**** Records

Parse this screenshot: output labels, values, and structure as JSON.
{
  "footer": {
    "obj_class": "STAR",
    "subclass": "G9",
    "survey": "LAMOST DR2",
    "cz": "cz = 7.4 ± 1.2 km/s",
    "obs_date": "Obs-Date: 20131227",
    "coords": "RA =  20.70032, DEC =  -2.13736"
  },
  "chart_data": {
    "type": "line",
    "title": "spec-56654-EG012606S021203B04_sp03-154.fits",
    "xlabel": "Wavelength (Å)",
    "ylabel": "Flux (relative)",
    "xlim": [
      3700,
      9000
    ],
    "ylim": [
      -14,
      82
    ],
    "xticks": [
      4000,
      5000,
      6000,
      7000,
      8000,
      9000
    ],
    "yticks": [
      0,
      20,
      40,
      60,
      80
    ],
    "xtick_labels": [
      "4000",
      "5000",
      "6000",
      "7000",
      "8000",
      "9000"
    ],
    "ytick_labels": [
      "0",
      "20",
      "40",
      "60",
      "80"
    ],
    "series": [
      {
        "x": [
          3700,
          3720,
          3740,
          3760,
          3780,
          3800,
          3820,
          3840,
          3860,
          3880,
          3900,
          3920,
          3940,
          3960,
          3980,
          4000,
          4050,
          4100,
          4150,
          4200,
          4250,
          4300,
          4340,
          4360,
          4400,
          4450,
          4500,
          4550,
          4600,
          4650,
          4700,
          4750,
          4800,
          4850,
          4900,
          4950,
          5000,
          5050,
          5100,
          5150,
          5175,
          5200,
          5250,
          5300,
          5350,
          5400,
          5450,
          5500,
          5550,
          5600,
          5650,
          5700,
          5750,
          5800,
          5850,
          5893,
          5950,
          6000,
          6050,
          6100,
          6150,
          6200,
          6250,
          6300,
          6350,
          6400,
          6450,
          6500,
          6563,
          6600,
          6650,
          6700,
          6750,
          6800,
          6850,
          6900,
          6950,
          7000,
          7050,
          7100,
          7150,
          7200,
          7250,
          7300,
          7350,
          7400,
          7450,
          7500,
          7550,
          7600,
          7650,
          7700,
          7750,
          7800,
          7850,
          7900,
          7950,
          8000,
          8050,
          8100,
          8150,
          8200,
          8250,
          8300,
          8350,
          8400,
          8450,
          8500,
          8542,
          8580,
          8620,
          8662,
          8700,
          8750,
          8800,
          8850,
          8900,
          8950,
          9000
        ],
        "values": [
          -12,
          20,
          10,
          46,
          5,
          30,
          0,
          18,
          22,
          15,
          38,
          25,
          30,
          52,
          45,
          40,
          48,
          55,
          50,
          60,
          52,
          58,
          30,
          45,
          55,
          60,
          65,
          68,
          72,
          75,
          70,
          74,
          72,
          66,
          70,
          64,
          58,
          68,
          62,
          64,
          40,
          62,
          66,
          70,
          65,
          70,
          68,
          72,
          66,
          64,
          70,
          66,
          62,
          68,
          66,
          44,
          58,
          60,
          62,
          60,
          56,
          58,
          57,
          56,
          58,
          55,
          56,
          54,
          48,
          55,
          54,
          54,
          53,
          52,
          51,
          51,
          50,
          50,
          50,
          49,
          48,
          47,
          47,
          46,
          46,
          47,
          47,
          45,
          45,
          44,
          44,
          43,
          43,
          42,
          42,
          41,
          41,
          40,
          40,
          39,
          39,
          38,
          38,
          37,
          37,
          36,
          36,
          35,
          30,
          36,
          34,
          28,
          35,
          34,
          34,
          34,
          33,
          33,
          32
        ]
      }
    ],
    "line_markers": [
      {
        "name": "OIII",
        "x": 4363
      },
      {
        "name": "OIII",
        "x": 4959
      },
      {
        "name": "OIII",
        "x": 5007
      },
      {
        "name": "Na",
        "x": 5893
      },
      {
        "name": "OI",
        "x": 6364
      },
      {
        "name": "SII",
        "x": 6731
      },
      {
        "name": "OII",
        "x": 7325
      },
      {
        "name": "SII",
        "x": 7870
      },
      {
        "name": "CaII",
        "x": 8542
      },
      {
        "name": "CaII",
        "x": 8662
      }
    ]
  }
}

********

Requirement:
Check each line above for "values" and return the ones that have it.

Reply:
Parse this screenshot: output labels, values, and structure as JSON.
        "values": [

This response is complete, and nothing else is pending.